THE REQUEST: Wherever the string "marker" occurs in a line of these records, report that line.
* * *
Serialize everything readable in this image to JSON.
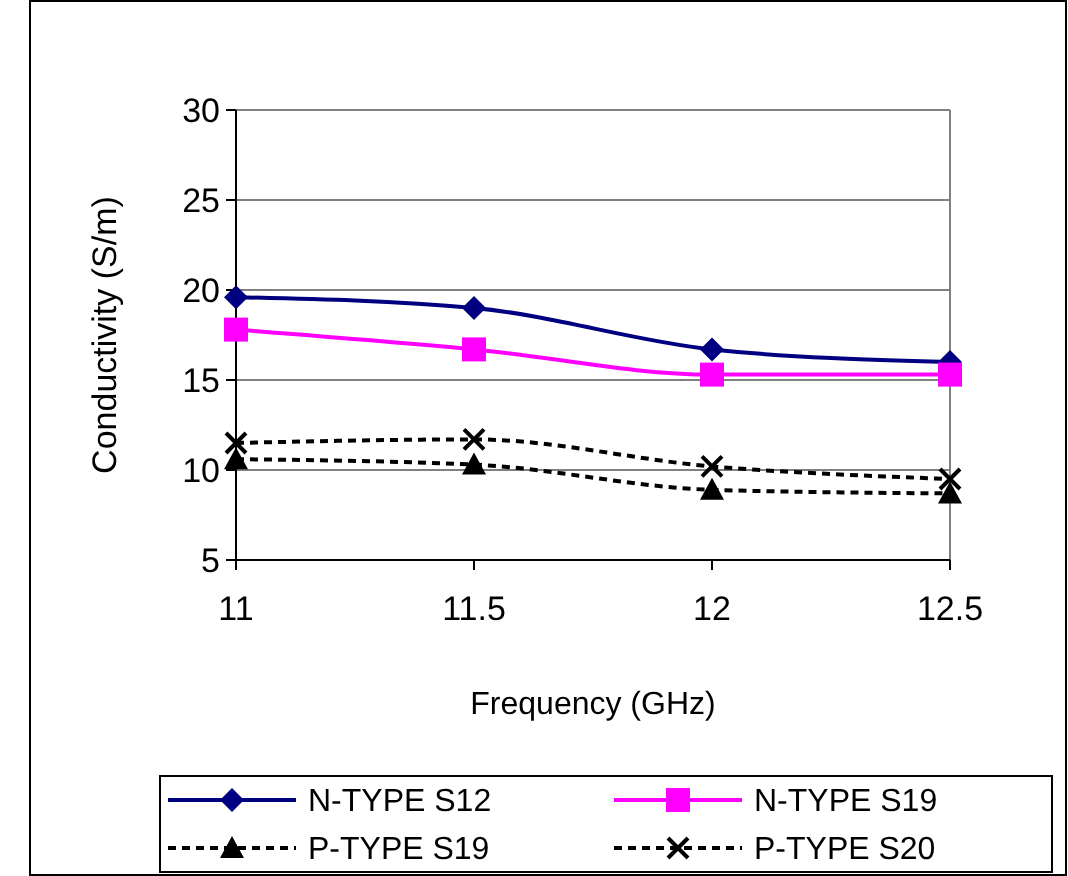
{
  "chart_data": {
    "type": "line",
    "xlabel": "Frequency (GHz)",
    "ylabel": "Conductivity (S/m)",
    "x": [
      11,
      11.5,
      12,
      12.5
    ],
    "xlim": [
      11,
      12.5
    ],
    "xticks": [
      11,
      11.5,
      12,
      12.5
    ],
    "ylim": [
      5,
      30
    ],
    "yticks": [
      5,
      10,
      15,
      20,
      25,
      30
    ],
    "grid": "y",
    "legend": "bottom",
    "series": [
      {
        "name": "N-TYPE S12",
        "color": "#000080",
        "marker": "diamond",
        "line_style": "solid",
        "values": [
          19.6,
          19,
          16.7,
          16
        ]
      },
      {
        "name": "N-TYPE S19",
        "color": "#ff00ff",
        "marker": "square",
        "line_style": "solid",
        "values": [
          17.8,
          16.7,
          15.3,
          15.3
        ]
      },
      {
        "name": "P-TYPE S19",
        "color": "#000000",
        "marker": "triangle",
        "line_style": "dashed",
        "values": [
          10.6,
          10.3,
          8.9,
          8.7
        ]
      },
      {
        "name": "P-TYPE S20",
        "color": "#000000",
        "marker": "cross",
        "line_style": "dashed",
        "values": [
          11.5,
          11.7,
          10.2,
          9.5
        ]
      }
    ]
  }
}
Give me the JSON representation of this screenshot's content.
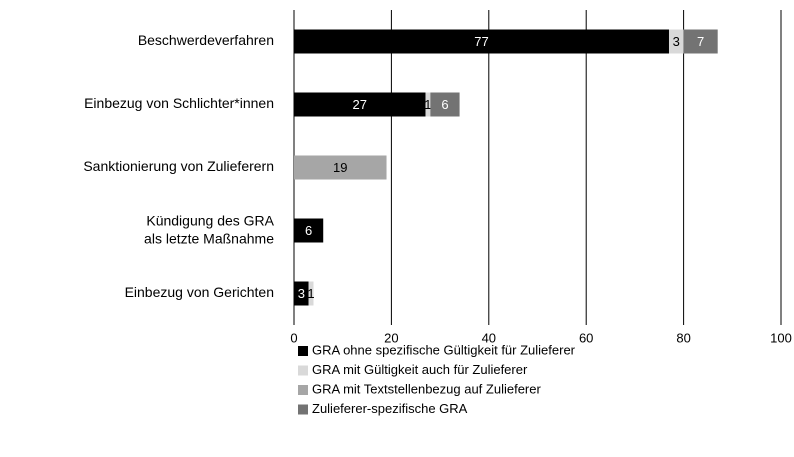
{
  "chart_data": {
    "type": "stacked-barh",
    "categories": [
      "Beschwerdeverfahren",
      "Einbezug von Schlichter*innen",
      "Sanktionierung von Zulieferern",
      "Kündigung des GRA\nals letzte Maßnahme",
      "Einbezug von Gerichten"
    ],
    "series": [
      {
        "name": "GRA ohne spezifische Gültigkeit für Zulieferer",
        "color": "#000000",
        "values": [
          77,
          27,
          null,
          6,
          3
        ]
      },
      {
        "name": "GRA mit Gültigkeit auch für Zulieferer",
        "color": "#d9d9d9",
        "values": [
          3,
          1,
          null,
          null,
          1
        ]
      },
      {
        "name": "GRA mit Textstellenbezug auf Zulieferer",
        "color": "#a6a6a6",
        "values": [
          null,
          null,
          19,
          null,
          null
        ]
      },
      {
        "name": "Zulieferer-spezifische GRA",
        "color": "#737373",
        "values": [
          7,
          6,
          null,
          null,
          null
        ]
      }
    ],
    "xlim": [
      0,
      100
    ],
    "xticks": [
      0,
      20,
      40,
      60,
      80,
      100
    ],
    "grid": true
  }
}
* * *
FINAL RESULT:
        "marker": "diamond",
        "marker": "square",
        "marker": "triangle",
        "marker": "cross",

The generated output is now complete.